TASK GOAL:
Keep the wording of each record exactly the same when you repeat it, and leave out pictures.

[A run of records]
--------------------------------------------------
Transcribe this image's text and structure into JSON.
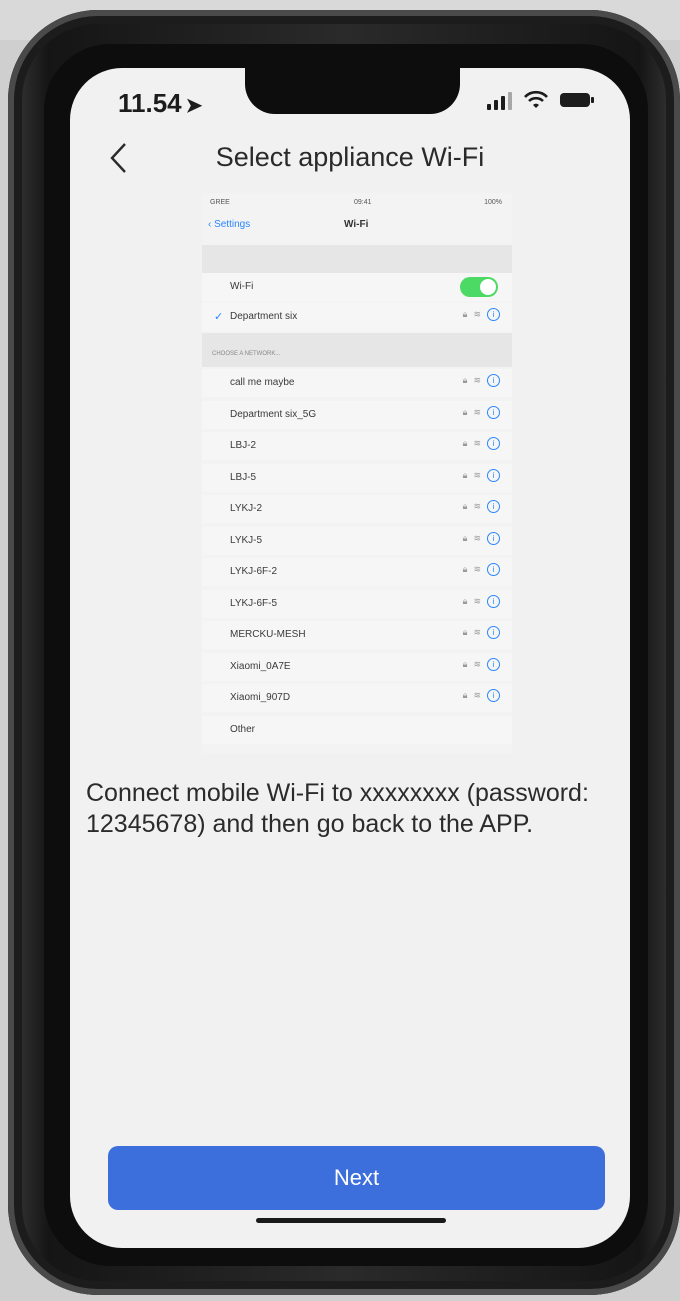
{
  "status_bar": {
    "time": "11.54"
  },
  "header": {
    "title": "Select appliance Wi-Fi"
  },
  "embedded_screenshot": {
    "status_left": "GREE",
    "status_time": "09:41",
    "status_right": "100%",
    "nav_back": "Settings",
    "nav_title": "Wi-Fi",
    "wifi_label": "Wi-Fi",
    "connected_network": "Department six",
    "choose_network_label": "CHOOSE A NETWORK...",
    "networks": [
      "call me maybe",
      "Department six_5G",
      "LBJ-2",
      "LBJ-5",
      "LYKJ-2",
      "LYKJ-5",
      "LYKJ-6F-2",
      "LYKJ-6F-5",
      "MERCKU-MESH",
      "Xiaomi_0A7E",
      "Xiaomi_907D",
      "Other"
    ]
  },
  "instruction": "Connect mobile Wi-Fi to xxxxxxxx (password: 12345678) and then go back to the APP.",
  "footer": {
    "next_label": "Next"
  },
  "colors": {
    "accent": "#3d6fdc",
    "toggle_on": "#4cd964",
    "ios_link": "#2a86ff"
  },
  "icons": [
    "back-chevron-icon",
    "location-arrow-icon",
    "signal-icon",
    "wifi-icon",
    "battery-icon",
    "lock-icon",
    "info-icon",
    "checkmark-icon"
  ]
}
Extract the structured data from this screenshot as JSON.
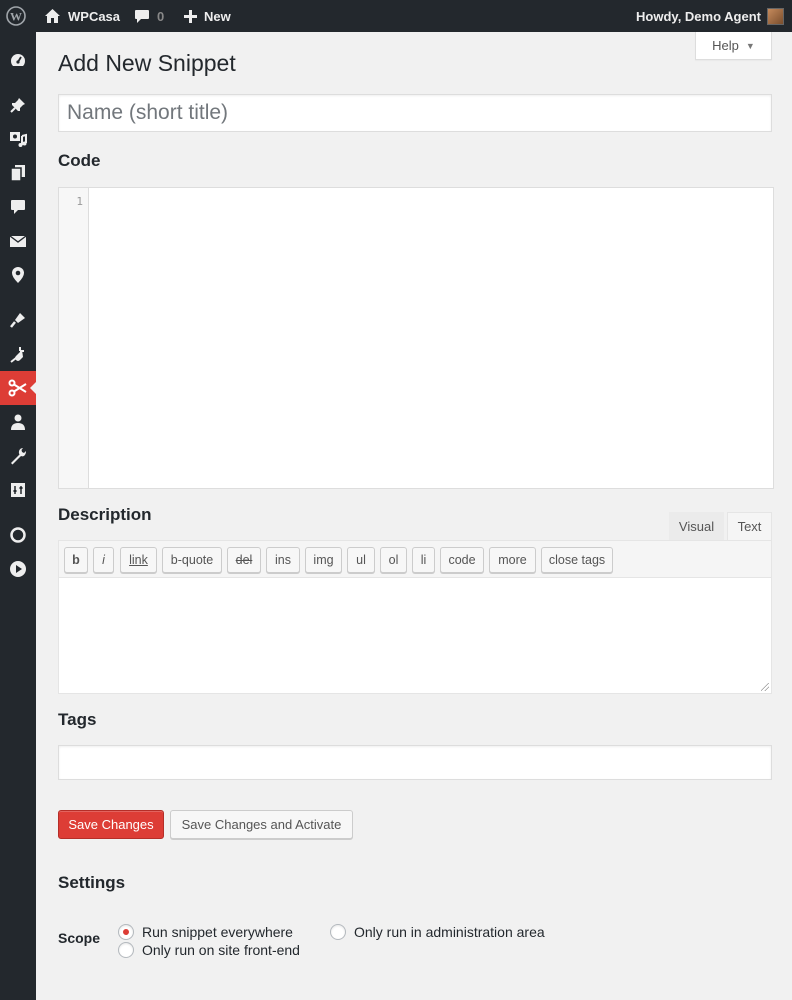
{
  "adminbar": {
    "site_name": "WPCasa",
    "comment_count": "0",
    "new_label": "New",
    "howdy": "Howdy, Demo Agent"
  },
  "sidebar": {
    "icons": [
      "dashboard-icon",
      "pin-icon",
      "media-icon",
      "pages-icon",
      "comments-icon",
      "mail-icon",
      "location-icon",
      "appearance-icon",
      "plugins-icon",
      "snippets-icon",
      "users-icon",
      "tools-icon",
      "settings-icon",
      "circle-icon",
      "play-icon"
    ],
    "active": "snippets-icon",
    "active_color": "#dd3d36"
  },
  "help": {
    "label": "Help"
  },
  "page": {
    "title": "Add New Snippet",
    "name_placeholder": "Name (short title)"
  },
  "code": {
    "heading": "Code",
    "line_numbers": [
      "1"
    ]
  },
  "description": {
    "heading": "Description",
    "tabs": [
      "Visual",
      "Text"
    ],
    "active_tab": "Text",
    "quicktags": [
      "b",
      "i",
      "link",
      "b-quote",
      "del",
      "ins",
      "img",
      "ul",
      "ol",
      "li",
      "code",
      "more",
      "close tags"
    ]
  },
  "tags": {
    "heading": "Tags"
  },
  "actions": {
    "save": "Save Changes",
    "save_activate": "Save Changes and Activate",
    "primary_color": "#dd3d36"
  },
  "settings": {
    "heading": "Settings",
    "scope_label": "Scope",
    "options": [
      "Run snippet everywhere",
      "Only run in administration area",
      "Only run on site front-end"
    ],
    "selected": "Run snippet everywhere"
  }
}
--------------------------------------------------
THE SOLUTION:
Transcribe this image's text and structure into JSON.
{
  "status_bar": {
    "time": "11.54"
  },
  "header": {
    "title": "Select appliance Wi-Fi"
  },
  "embedded_screenshot": {
    "status_left": "GREE",
    "status_time": "09:41",
    "status_right": "100%",
    "nav_back": "Settings",
    "nav_title": "Wi-Fi",
    "wifi_label": "Wi-Fi",
    "connected_network": "Department six",
    "choose_network_label": "CHOOSE A NETWORK...",
    "networks": [
      "call me maybe",
      "Department six_5G",
      "LBJ-2",
      "LBJ-5",
      "LYKJ-2",
      "LYKJ-5",
      "LYKJ-6F-2",
      "LYKJ-6F-5",
      "MERCKU-MESH",
      "Xiaomi_0A7E",
      "Xiaomi_907D",
      "Other"
    ]
  },
  "instruction": "Connect mobile Wi-Fi to xxxxxxxx (password: 12345678) and then go back to the APP.",
  "footer": {
    "next_label": "Next"
  },
  "colors": {
    "accent": "#3d6fdc",
    "toggle_on": "#4cd964",
    "ios_link": "#2a86ff"
  },
  "icons": [
    "back-chevron-icon",
    "location-arrow-icon",
    "signal-icon",
    "wifi-icon",
    "battery-icon",
    "lock-icon",
    "info-icon",
    "checkmark-icon"
  ]
}
Extract the structured data from this screenshot as JSON.
{
  "adminbar": {
    "site_name": "WPCasa",
    "comment_count": "0",
    "new_label": "New",
    "howdy": "Howdy, Demo Agent"
  },
  "sidebar": {
    "icons": [
      "dashboard-icon",
      "pin-icon",
      "media-icon",
      "pages-icon",
      "comments-icon",
      "mail-icon",
      "location-icon",
      "appearance-icon",
      "plugins-icon",
      "snippets-icon",
      "users-icon",
      "tools-icon",
      "settings-icon",
      "circle-icon",
      "play-icon"
    ],
    "active": "snippets-icon",
    "active_color": "#dd3d36"
  },
  "help": {
    "label": "Help"
  },
  "page": {
    "title": "Add New Snippet",
    "name_placeholder": "Name (short title)"
  },
  "code": {
    "heading": "Code",
    "line_numbers": [
      "1"
    ]
  },
  "description": {
    "heading": "Description",
    "tabs": [
      "Visual",
      "Text"
    ],
    "active_tab": "Text",
    "quicktags": [
      "b",
      "i",
      "link",
      "b-quote",
      "del",
      "ins",
      "img",
      "ul",
      "ol",
      "li",
      "code",
      "more",
      "close tags"
    ]
  },
  "tags": {
    "heading": "Tags"
  },
  "actions": {
    "save": "Save Changes",
    "save_activate": "Save Changes and Activate",
    "primary_color": "#dd3d36"
  },
  "settings": {
    "heading": "Settings",
    "scope_label": "Scope",
    "options": [
      "Run snippet everywhere",
      "Only run in administration area",
      "Only run on site front-end"
    ],
    "selected": "Run snippet everywhere"
  }
}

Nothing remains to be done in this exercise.